What you have to do
Note each line where "singular" appears, and copy it.

Available data
╭──
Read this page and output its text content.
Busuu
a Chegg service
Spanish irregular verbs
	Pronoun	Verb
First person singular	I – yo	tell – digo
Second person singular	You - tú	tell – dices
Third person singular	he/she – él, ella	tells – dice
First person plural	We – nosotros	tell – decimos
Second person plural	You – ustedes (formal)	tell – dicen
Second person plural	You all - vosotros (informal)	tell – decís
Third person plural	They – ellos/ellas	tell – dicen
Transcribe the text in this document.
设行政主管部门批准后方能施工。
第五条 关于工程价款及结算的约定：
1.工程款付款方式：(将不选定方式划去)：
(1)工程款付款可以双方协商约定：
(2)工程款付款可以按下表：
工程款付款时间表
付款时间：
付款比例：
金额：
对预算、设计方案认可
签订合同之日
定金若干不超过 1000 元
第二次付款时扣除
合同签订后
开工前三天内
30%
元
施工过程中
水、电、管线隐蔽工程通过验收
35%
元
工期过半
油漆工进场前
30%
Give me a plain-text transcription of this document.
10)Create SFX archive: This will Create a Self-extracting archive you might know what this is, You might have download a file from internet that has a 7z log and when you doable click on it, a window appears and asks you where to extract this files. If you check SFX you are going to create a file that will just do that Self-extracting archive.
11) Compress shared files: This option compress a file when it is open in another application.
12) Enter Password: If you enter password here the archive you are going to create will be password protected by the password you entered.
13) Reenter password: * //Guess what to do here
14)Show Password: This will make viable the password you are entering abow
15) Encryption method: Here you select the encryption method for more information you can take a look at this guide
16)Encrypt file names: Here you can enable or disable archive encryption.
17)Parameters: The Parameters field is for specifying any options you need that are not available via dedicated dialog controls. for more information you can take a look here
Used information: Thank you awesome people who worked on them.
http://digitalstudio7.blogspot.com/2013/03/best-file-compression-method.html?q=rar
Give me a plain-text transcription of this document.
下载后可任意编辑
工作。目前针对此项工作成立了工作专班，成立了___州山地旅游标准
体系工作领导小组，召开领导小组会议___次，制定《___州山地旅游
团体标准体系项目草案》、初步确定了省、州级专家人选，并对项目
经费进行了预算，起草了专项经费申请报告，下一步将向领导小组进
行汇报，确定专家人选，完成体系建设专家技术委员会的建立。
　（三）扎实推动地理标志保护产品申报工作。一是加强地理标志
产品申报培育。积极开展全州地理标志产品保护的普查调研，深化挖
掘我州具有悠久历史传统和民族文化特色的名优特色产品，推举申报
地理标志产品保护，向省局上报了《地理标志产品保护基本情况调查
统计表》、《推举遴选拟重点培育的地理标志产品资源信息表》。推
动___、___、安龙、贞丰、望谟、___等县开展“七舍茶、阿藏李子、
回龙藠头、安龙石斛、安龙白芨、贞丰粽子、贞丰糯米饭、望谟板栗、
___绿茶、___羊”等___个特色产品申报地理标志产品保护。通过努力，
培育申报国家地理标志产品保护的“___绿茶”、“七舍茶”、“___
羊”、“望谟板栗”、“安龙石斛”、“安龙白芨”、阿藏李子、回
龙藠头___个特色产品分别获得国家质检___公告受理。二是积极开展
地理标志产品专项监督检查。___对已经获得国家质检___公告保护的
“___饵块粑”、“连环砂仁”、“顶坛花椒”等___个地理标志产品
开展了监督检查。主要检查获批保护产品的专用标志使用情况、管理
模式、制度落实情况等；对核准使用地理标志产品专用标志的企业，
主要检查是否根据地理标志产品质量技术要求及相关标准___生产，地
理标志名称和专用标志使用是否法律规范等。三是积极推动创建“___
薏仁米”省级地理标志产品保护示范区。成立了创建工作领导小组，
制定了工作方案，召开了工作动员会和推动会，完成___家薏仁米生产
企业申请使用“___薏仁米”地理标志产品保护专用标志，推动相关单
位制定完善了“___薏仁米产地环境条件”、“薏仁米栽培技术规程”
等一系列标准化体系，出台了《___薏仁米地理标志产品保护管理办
╰──
Full response
First person singular	I – yo	tell – digo
Second person singular	You - tú	tell – dices
Third person singular	he/she – él, ella	tells – dice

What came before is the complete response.